>> start Dataset

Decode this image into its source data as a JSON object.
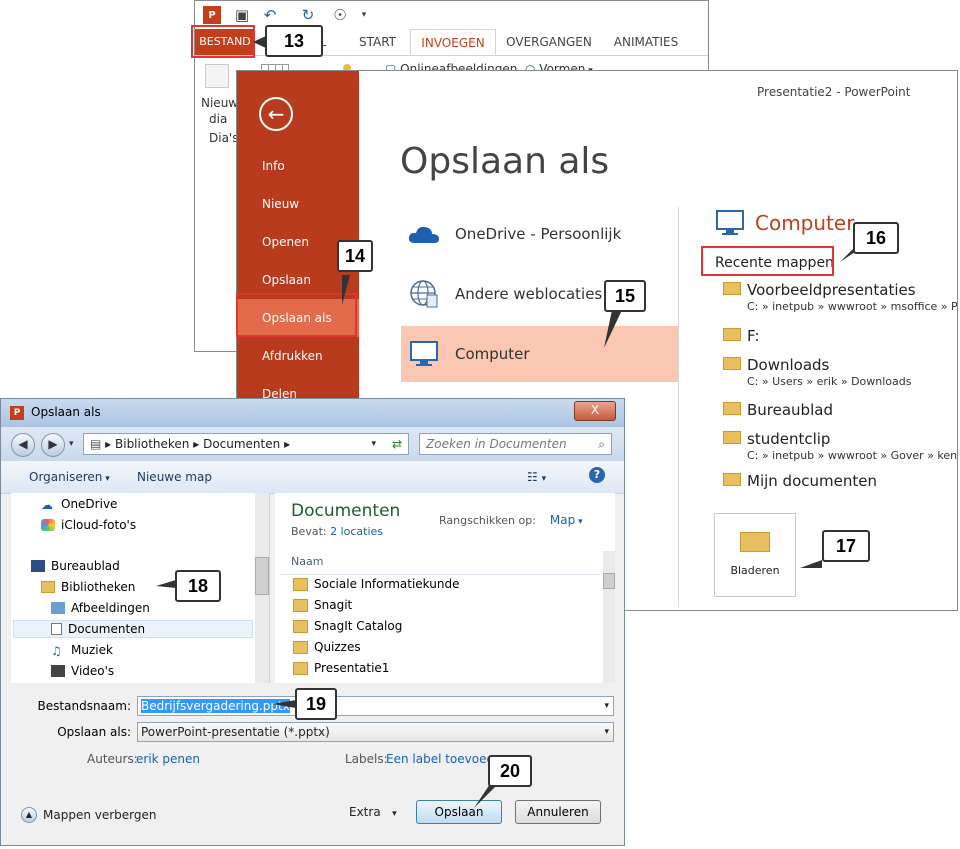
{
  "ppt_back": {
    "tabs": [
      "BESTAND",
      "START",
      "INVOEGEN",
      "OVERGANGEN",
      "ANIMATIES"
    ],
    "partial_tab": "L",
    "ribbon": {
      "new_slide_line1": "Nieuw",
      "new_slide_line2": "dia",
      "group_slides": "Dia's",
      "online_images": "Onlineafbeeldingen",
      "shapes": "Vormen"
    }
  },
  "backstage": {
    "window_title": "Presentatie2 - PowerPoint",
    "heading": "Opslaan als",
    "nav": [
      "Info",
      "Nieuw",
      "Openen",
      "Opslaan",
      "Opslaan als",
      "Afdrukken",
      "Delen"
    ],
    "places": [
      "OneDrive - Persoonlijk",
      "Andere weblocaties",
      "Computer"
    ],
    "computer_title": "Computer",
    "recent_label": "Recente mappen",
    "recent_folders": [
      {
        "name": "Voorbeeldpresentaties",
        "path": "C: » inetpub » wwwroot » msoffice » Pow"
      },
      {
        "name": "F:",
        "path": ""
      },
      {
        "name": "Downloads",
        "path": "C: » Users » erik » Downloads"
      },
      {
        "name": "Bureaublad",
        "path": ""
      },
      {
        "name": "studentclip",
        "path": "C: » inetpub » wwwroot » Gover » kenge"
      },
      {
        "name": "Mijn documenten",
        "path": ""
      }
    ],
    "browse_label": "Bladeren"
  },
  "dialog": {
    "title": "Opslaan als",
    "close": "X",
    "address": [
      "Bibliotheken",
      "Documenten"
    ],
    "search_placeholder": "Zoeken in Documenten",
    "toolbar": {
      "organize": "Organiseren",
      "new_folder": "Nieuwe map"
    },
    "tree": [
      "OneDrive",
      "iCloud-foto's",
      "Bureaublad",
      "Bibliotheken",
      "Afbeeldingen",
      "Documenten",
      "Muziek",
      "Video's"
    ],
    "library_title": "Documenten",
    "contains_label": "Bevat:",
    "contains_link": "2 locaties",
    "sort_label": "Rangschikken op:",
    "sort_value": "Map",
    "column_name": "Naam",
    "files": [
      "Sociale Informatiekunde",
      "Snagit",
      "SnagIt Catalog",
      "Quizzes",
      "Presentatie1"
    ],
    "filename_label": "Bestandsnaam:",
    "filename_value": "Bedrijfsvergadering.pptx",
    "savetype_label": "Opslaan als:",
    "savetype_value": "PowerPoint-presentatie (*.pptx)",
    "authors_label": "Auteurs:",
    "authors_value": "erik penen",
    "tags_label": "Labels:",
    "tags_value": "Een label toevoegen",
    "hide_folders": "Mappen verbergen",
    "extra": "Extra",
    "save_button": "Opslaan",
    "cancel_button": "Annuleren"
  },
  "callouts": [
    "13",
    "14",
    "15",
    "16",
    "17",
    "18",
    "19",
    "20"
  ],
  "colors": {
    "accent": "#c43e1c",
    "highlight_red": "#e03535",
    "selected_place": "#f9c7b2"
  }
}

>> end Dataset

● Exercise brief: Skip the pictures and transcribe the rest of the records exactly.

● Expected output:
Decode this image into its source data as a JSON object.
{
  "ppt_back": {
    "tabs": [
      "BESTAND",
      "START",
      "INVOEGEN",
      "OVERGANGEN",
      "ANIMATIES"
    ],
    "partial_tab": "L",
    "ribbon": {
      "new_slide_line1": "Nieuw",
      "new_slide_line2": "dia",
      "group_slides": "Dia's",
      "online_images": "Onlineafbeeldingen",
      "shapes": "Vormen"
    }
  },
  "backstage": {
    "window_title": "Presentatie2 - PowerPoint",
    "heading": "Opslaan als",
    "nav": [
      "Info",
      "Nieuw",
      "Openen",
      "Opslaan",
      "Opslaan als",
      "Afdrukken",
      "Delen"
    ],
    "places": [
      "OneDrive - Persoonlijk",
      "Andere weblocaties",
      "Computer"
    ],
    "computer_title": "Computer",
    "recent_label": "Recente mappen",
    "recent_folders": [
      {
        "name": "Voorbeeldpresentaties",
        "path": "C: » inetpub » wwwroot » msoffice » Pow"
      },
      {
        "name": "F:",
        "path": ""
      },
      {
        "name": "Downloads",
        "path": "C: » Users » erik » Downloads"
      },
      {
        "name": "Bureaublad",
        "path": ""
      },
      {
        "name": "studentclip",
        "path": "C: » inetpub » wwwroot » Gover » kenge"
      },
      {
        "name": "Mijn documenten",
        "path": ""
      }
    ],
    "browse_label": "Bladeren"
  },
  "dialog": {
    "title": "Opslaan als",
    "close": "X",
    "address": [
      "Bibliotheken",
      "Documenten"
    ],
    "search_placeholder": "Zoeken in Documenten",
    "toolbar": {
      "organize": "Organiseren",
      "new_folder": "Nieuwe map"
    },
    "tree": [
      "OneDrive",
      "iCloud-foto's",
      "Bureaublad",
      "Bibliotheken",
      "Afbeeldingen",
      "Documenten",
      "Muziek",
      "Video's"
    ],
    "library_title": "Documenten",
    "contains_label": "Bevat:",
    "contains_link": "2 locaties",
    "sort_label": "Rangschikken op:",
    "sort_value": "Map",
    "column_name": "Naam",
    "files": [
      "Sociale Informatiekunde",
      "Snagit",
      "SnagIt Catalog",
      "Quizzes",
      "Presentatie1"
    ],
    "filename_label": "Bestandsnaam:",
    "filename_value": "Bedrijfsvergadering.pptx",
    "savetype_label": "Opslaan als:",
    "savetype_value": "PowerPoint-presentatie (*.pptx)",
    "authors_label": "Auteurs:",
    "authors_value": "erik penen",
    "tags_label": "Labels:",
    "tags_value": "Een label toevoegen",
    "hide_folders": "Mappen verbergen",
    "extra": "Extra",
    "save_button": "Opslaan",
    "cancel_button": "Annuleren"
  },
  "callouts": [
    "13",
    "14",
    "15",
    "16",
    "17",
    "18",
    "19",
    "20"
  ],
  "colors": {
    "accent": "#c43e1c",
    "highlight_red": "#e03535",
    "selected_place": "#f9c7b2"
  }
}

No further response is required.